[Stored items from a collection]
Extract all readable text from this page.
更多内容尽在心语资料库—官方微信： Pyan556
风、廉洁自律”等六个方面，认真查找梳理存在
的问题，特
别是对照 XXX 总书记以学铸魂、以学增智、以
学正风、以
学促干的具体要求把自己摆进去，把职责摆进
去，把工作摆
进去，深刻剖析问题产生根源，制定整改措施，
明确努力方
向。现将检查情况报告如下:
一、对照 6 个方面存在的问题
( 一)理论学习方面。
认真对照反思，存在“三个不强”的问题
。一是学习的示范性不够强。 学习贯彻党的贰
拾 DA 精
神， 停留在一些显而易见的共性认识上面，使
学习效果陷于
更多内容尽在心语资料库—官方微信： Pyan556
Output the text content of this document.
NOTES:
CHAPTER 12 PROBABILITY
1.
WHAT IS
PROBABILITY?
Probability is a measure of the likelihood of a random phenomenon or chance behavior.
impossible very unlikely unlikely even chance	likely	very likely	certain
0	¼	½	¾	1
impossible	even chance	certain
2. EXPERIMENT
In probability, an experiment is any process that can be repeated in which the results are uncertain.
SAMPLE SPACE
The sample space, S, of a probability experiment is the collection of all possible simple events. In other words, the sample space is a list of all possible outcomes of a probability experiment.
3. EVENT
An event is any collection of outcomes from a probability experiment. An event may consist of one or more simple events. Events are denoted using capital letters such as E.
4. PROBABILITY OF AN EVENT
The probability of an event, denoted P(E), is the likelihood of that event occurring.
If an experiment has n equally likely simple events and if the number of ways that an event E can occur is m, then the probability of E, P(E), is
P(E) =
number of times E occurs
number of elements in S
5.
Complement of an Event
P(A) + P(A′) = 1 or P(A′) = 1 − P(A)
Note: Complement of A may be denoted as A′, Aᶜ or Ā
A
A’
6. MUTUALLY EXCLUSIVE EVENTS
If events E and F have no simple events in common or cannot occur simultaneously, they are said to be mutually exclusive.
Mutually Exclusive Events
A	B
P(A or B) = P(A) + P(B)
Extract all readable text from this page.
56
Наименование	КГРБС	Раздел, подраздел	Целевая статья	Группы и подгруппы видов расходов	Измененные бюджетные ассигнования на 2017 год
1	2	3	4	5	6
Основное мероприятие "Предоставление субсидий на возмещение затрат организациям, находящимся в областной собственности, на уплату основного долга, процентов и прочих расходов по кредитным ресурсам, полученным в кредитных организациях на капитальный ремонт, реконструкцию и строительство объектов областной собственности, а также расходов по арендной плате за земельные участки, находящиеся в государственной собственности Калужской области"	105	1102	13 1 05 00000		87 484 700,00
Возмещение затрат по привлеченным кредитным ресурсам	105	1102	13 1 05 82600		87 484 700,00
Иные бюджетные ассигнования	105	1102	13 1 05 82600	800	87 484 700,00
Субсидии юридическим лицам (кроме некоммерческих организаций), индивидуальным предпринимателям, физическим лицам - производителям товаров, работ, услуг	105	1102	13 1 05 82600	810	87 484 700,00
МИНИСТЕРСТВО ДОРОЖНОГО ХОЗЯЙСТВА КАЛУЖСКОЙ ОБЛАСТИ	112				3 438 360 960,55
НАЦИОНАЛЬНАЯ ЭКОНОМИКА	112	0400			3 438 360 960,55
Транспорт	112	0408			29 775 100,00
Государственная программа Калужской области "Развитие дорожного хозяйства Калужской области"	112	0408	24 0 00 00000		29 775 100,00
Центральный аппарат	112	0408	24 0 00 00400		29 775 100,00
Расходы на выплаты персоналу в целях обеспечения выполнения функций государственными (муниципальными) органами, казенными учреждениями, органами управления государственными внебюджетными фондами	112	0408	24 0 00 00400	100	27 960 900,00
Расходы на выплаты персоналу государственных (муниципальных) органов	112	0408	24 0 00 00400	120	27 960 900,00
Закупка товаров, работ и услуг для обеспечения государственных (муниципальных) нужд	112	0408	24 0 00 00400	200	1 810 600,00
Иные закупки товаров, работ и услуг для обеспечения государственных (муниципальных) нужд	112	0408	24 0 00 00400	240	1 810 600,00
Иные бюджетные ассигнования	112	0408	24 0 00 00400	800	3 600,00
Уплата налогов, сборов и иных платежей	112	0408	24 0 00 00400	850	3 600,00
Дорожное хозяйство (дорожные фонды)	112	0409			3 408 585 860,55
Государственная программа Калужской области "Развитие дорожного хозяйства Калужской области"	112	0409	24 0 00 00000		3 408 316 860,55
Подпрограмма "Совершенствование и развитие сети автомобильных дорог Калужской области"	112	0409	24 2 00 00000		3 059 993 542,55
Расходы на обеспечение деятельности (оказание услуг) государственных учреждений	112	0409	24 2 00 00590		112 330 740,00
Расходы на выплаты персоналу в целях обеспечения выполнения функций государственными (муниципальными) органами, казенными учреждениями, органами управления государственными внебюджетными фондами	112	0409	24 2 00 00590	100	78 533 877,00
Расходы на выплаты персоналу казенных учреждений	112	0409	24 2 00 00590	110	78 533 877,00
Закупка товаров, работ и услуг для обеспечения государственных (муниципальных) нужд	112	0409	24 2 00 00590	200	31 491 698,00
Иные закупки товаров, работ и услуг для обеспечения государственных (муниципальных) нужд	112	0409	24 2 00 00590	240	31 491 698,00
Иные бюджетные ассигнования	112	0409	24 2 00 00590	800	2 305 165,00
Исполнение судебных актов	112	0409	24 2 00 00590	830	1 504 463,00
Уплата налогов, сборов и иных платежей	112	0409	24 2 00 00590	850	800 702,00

** Short problem **
The records above must be output exactly, in full.

** Result of the task **
Extract all readable text from this page.
更多内容尽在心语资料库—官方微信： Pyan556
风、廉洁自律”等六个方面，认真查找梳理存在
的问题，特
别是对照 XXX 总书记以学铸魂、以学增智、以
学正风、以
学促干的具体要求把自己摆进去，把职责摆进
去，把工作摆
进去，深刻剖析问题产生根源，制定整改措施，
明确努力方
向。现将检查情况报告如下:
一、对照 6 个方面存在的问题
( 一)理论学习方面。
认真对照反思，存在“三个不强”的问题
。一是学习的示范性不够强。 学习贯彻党的贰
拾 DA 精
神， 停留在一些显而易见的共性认识上面，使
学习效果陷于
更多内容尽在心语资料库—官方微信： Pyan556
Output the text content of this document.
NOTES:
CHAPTER 12 PROBABILITY
1.
WHAT IS
PROBABILITY?
Probability is a measure of the likelihood of a random phenomenon or chance behavior.
impossible very unlikely unlikely even chance	likely	very likely	certain
0	¼	½	¾	1
impossible	even chance	certain
2. EXPERIMENT
In probability, an experiment is any process that can be repeated in which the results are uncertain.
SAMPLE SPACE
The sample space, S, of a probability experiment is the collection of all possible simple events. In other words, the sample space is a list of all possible outcomes of a probability experiment.
3. EVENT
An event is any collection of outcomes from a probability experiment. An event may consist of one or more simple events. Events are denoted using capital letters such as E.
4. PROBABILITY OF AN EVENT
The probability of an event, denoted P(E), is the likelihood of that event occurring.
If an experiment has n equally likely simple events and if the number of ways that an event E can occur is m, then the probability of E, P(E), is
P(E) =
number of times E occurs
number of elements in S
5.
Complement of an Event
P(A) + P(A′) = 1 or P(A′) = 1 − P(A)
Note: Complement of A may be denoted as A′, Aᶜ or Ā
A
A’
6. MUTUALLY EXCLUSIVE EVENTS
If events E and F have no simple events in common or cannot occur simultaneously, they are said to be mutually exclusive.
Mutually Exclusive Events
A	B
P(A or B) = P(A) + P(B)
Extract all readable text from this page.
56
Наименование	КГРБС	Раздел, подраздел	Целевая статья	Группы и подгруппы видов расходов	Измененные бюджетные ассигнования на 2017 год
1	2	3	4	5	6
Основное мероприятие "Предоставление субсидий на возмещение затрат организациям, находящимся в областной собственности, на уплату основного долга, процентов и прочих расходов по кредитным ресурсам, полученным в кредитных организациях на капитальный ремонт, реконструкцию и строительство объектов областной собственности, а также расходов по арендной плате за земельные участки, находящиеся в государственной собственности Калужской области"	105	1102	13 1 05 00000		87 484 700,00
Возмещение затрат по привлеченным кредитным ресурсам	105	1102	13 1 05 82600		87 484 700,00
Иные бюджетные ассигнования	105	1102	13 1 05 82600	800	87 484 700,00
Субсидии юридическим лицам (кроме некоммерческих организаций), индивидуальным предпринимателям, физическим лицам - производителям товаров, работ, услуг	105	1102	13 1 05 82600	810	87 484 700,00
МИНИСТЕРСТВО ДОРОЖНОГО ХОЗЯЙСТВА КАЛУЖСКОЙ ОБЛАСТИ	112				3 438 360 960,55
НАЦИОНАЛЬНАЯ ЭКОНОМИКА	112	0400			3 438 360 960,55
Транспорт	112	0408			29 775 100,00
Государственная программа Калужской области "Развитие дорожного хозяйства Калужской области"	112	0408	24 0 00 00000		29 775 100,00
Центральный аппарат	112	0408	24 0 00 00400		29 775 100,00
Расходы на выплаты персоналу в целях обеспечения выполнения функций государственными (муниципальными) органами, казенными учреждениями, органами управления государственными внебюджетными фондами	112	0408	24 0 00 00400	100	27 960 900,00
Расходы на выплаты персоналу государственных (муниципальных) органов	112	0408	24 0 00 00400	120	27 960 900,00
Закупка товаров, работ и услуг для обеспечения государственных (муниципальных) нужд	112	0408	24 0 00 00400	200	1 810 600,00
Иные закупки товаров, работ и услуг для обеспечения государственных (муниципальных) нужд	112	0408	24 0 00 00400	240	1 810 600,00
Иные бюджетные ассигнования	112	0408	24 0 00 00400	800	3 600,00
Уплата налогов, сборов и иных платежей	112	0408	24 0 00 00400	850	3 600,00
Дорожное хозяйство (дорожные фонды)	112	0409			3 408 585 860,55
Государственная программа Калужской области "Развитие дорожного хозяйства Калужской области"	112	0409	24 0 00 00000		3 408 316 860,55
Подпрограмма "Совершенствование и развитие сети автомобильных дорог Калужской области"	112	0409	24 2 00 00000		3 059 993 542,55
Расходы на обеспечение деятельности (оказание услуг) государственных учреждений	112	0409	24 2 00 00590		112 330 740,00
Расходы на выплаты персоналу в целях обеспечения выполнения функций государственными (муниципальными) органами, казенными учреждениями, органами управления государственными внебюджетными фондами	112	0409	24 2 00 00590	100	78 533 877,00
Расходы на выплаты персоналу казенных учреждений	112	0409	24 2 00 00590	110	78 533 877,00
Закупка товаров, работ и услуг для обеспечения государственных (муниципальных) нужд	112	0409	24 2 00 00590	200	31 491 698,00
Иные закупки товаров, работ и услуг для обеспечения государственных (муниципальных) нужд	112	0409	24 2 00 00590	240	31 491 698,00
Иные бюджетные ассигнования	112	0409	24 2 00 00590	800	2 305 165,00
Исполнение судебных актов	112	0409	24 2 00 00590	830	1 504 463,00
Уплата налогов, сборов и иных платежей	112	0409	24 2 00 00590	850	800 702,00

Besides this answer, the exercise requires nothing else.